◆ **Exercise**: Collect each line of the records containing the string "ffffff".

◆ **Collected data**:
════════════════

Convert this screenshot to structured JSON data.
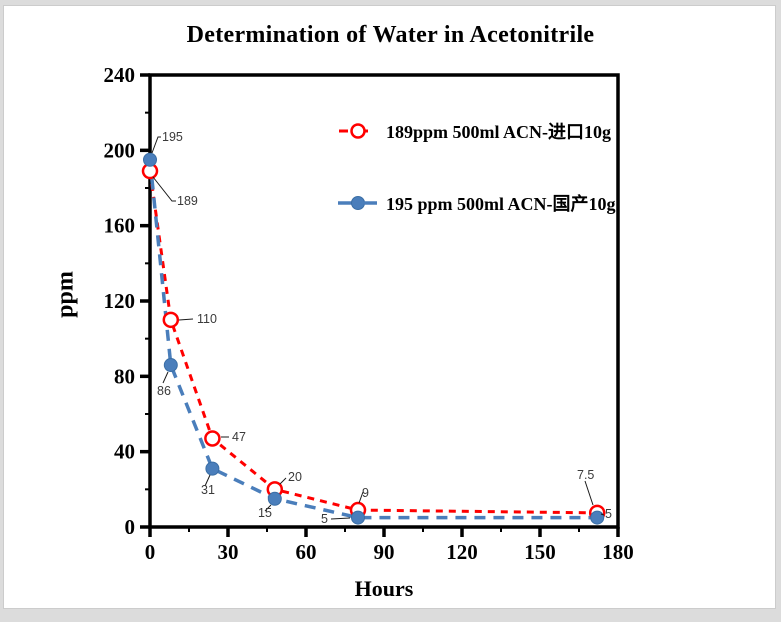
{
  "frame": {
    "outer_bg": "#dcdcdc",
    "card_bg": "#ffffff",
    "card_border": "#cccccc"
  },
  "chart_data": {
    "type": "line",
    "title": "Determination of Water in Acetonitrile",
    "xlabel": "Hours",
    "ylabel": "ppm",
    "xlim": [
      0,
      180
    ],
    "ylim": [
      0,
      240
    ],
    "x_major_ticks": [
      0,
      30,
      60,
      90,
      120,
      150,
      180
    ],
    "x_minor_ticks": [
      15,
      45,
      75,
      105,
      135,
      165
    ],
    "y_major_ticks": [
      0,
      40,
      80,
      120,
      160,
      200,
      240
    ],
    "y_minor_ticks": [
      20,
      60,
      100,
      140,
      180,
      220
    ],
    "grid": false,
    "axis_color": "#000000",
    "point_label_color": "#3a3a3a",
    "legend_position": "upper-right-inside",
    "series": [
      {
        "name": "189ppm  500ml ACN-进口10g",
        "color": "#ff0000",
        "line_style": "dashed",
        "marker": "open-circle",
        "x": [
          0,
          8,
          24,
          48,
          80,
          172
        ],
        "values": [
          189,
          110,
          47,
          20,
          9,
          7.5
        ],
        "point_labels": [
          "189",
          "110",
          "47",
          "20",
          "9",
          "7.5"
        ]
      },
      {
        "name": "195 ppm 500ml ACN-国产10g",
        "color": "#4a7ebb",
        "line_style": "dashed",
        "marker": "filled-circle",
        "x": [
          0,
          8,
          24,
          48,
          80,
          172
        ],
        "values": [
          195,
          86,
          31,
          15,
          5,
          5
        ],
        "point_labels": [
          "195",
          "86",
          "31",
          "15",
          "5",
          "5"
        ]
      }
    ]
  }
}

════════════════

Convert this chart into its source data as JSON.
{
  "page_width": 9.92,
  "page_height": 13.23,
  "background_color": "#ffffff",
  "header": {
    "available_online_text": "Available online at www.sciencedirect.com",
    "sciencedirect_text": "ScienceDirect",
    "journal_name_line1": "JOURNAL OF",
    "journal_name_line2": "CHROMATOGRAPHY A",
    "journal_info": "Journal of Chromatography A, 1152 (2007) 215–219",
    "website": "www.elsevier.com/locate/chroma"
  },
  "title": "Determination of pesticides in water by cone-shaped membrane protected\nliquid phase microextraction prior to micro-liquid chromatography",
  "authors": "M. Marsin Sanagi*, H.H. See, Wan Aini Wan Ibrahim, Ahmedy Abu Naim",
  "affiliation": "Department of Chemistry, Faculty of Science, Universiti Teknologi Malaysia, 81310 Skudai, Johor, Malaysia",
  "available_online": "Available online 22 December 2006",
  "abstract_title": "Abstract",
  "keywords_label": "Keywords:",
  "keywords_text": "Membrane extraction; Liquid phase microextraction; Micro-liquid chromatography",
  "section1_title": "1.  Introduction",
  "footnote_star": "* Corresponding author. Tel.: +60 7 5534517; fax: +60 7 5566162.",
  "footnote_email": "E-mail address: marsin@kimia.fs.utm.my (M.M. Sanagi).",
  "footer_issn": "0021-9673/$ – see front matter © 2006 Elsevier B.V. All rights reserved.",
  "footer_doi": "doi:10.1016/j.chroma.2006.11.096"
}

════════════════

◆ **Exercise answer**:
    "card_bg": "#ffffff",
  "background_color": "#ffffff",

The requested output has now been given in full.